PROMPT:
In your copy, include every line of the listing below exactly but none of the pictures.
-- start --
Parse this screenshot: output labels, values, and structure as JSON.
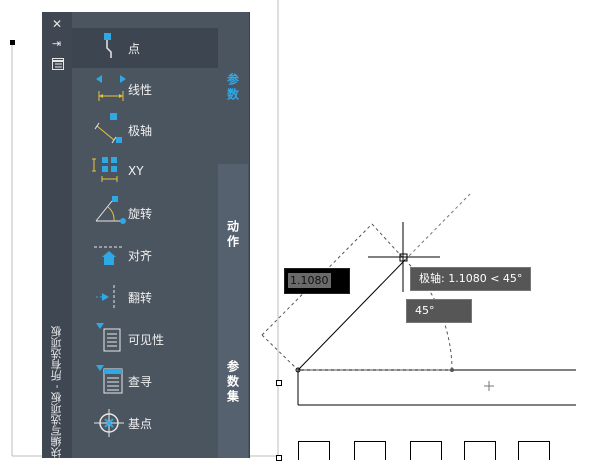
{
  "palette": {
    "title": "块编写选项板 - 所有选项板",
    "items": [
      {
        "label": "点",
        "icon": "point-param-icon"
      },
      {
        "label": "线性",
        "icon": "linear-param-icon"
      },
      {
        "label": "极轴",
        "icon": "polar-param-icon"
      },
      {
        "label": "XY",
        "icon": "xy-param-icon"
      },
      {
        "label": "旋转",
        "icon": "rotation-param-icon"
      },
      {
        "label": "对齐",
        "icon": "alignment-param-icon"
      },
      {
        "label": "翻转",
        "icon": "flip-param-icon"
      },
      {
        "label": "可见性",
        "icon": "visibility-param-icon"
      },
      {
        "label": "查寻",
        "icon": "lookup-param-icon"
      },
      {
        "label": "基点",
        "icon": "basepoint-param-icon"
      }
    ],
    "tabs": {
      "params": "参数",
      "actions": "动作",
      "param_sets": "参数集"
    },
    "accent": "#2fa8e6"
  },
  "canvas": {
    "dynamic_input_value": "1.1080",
    "polar_tooltip": "极轴: 1.1080 < 45°",
    "angle_tooltip": "45°"
  }
}
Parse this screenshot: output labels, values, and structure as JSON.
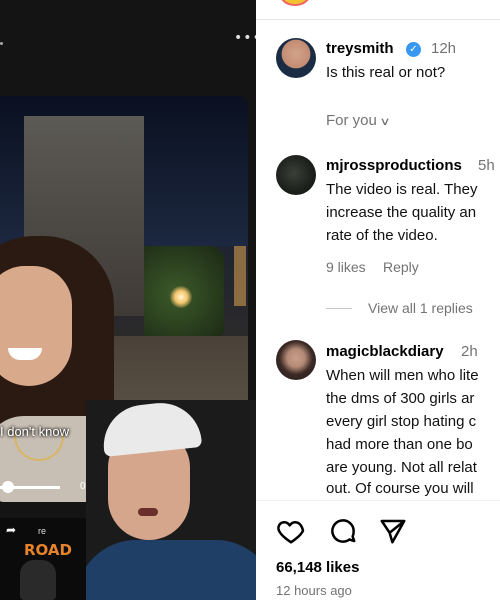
{
  "video": {
    "caption": "I don't know",
    "time": "0:06",
    "progress_fraction": 0.01
  },
  "webcam": {
    "share_label": "re",
    "brand_label": "ROAD"
  },
  "post": {
    "author": "treysmith",
    "author_time": "12h",
    "author_caption": "Is this real or not?",
    "sort_label": "For you",
    "likes": "66,148 likes",
    "posted": "12 hours ago"
  },
  "comments": [
    {
      "username": "mjrossproductions",
      "time": "5h",
      "lines": [
        "The video is real. They",
        "increase the quality an",
        "rate of the video."
      ],
      "likes": "9 likes",
      "reply_label": "Reply",
      "view_replies": "View all 1 replies"
    },
    {
      "username": "magicblackdiary",
      "time": "2h",
      "lines": [
        "When will men who lite",
        "the dms of 300 girls ar",
        "every girl stop hating c",
        "had more than one bo",
        "are young. Not all relat",
        "out. Of course you will"
      ]
    }
  ],
  "icons": {
    "more": "more-dots-icon",
    "verified": "verified-badge-icon",
    "sort": "chevron-down-icon",
    "like": "heart-icon",
    "comment": "comment-bubble-icon",
    "share": "send-icon"
  },
  "colors": {
    "verified_blue": "#3897f0",
    "secondary_text": "#737373",
    "brand_orange": "#e5842a"
  }
}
-- end --
FINISHED ANSWER:
Parse this screenshot: output labels, values, and structure as JSON.
{
  "palette": {
    "title": "块编写选项板 - 所有选项板",
    "items": [
      {
        "label": "点",
        "icon": "point-param-icon"
      },
      {
        "label": "线性",
        "icon": "linear-param-icon"
      },
      {
        "label": "极轴",
        "icon": "polar-param-icon"
      },
      {
        "label": "XY",
        "icon": "xy-param-icon"
      },
      {
        "label": "旋转",
        "icon": "rotation-param-icon"
      },
      {
        "label": "对齐",
        "icon": "alignment-param-icon"
      },
      {
        "label": "翻转",
        "icon": "flip-param-icon"
      },
      {
        "label": "可见性",
        "icon": "visibility-param-icon"
      },
      {
        "label": "查寻",
        "icon": "lookup-param-icon"
      },
      {
        "label": "基点",
        "icon": "basepoint-param-icon"
      }
    ],
    "tabs": {
      "params": "参数",
      "actions": "动作",
      "param_sets": "参数集"
    },
    "accent": "#2fa8e6"
  },
  "canvas": {
    "dynamic_input_value": "1.1080",
    "polar_tooltip": "极轴: 1.1080 < 45°",
    "angle_tooltip": "45°"
  }
}
Parse this screenshot: output labels, values, and structure as JSON.
{
  "video": {
    "caption": "I don't know",
    "time": "0:06",
    "progress_fraction": 0.01
  },
  "webcam": {
    "share_label": "re",
    "brand_label": "ROAD"
  },
  "post": {
    "author": "treysmith",
    "author_time": "12h",
    "author_caption": "Is this real or not?",
    "sort_label": "For you",
    "likes": "66,148 likes",
    "posted": "12 hours ago"
  },
  "comments": [
    {
      "username": "mjrossproductions",
      "time": "5h",
      "lines": [
        "The video is real. They",
        "increase the quality an",
        "rate of the video."
      ],
      "likes": "9 likes",
      "reply_label": "Reply",
      "view_replies": "View all 1 replies"
    },
    {
      "username": "magicblackdiary",
      "time": "2h",
      "lines": [
        "When will men who lite",
        "the dms of 300 girls ar",
        "every girl stop hating c",
        "had more than one bo",
        "are young. Not all relat",
        "out. Of course you will"
      ]
    }
  ],
  "icons": {
    "more": "more-dots-icon",
    "verified": "verified-badge-icon",
    "sort": "chevron-down-icon",
    "like": "heart-icon",
    "comment": "comment-bubble-icon",
    "share": "send-icon"
  },
  "colors": {
    "verified_blue": "#3897f0",
    "secondary_text": "#737373",
    "brand_orange": "#e5842a"
  }
}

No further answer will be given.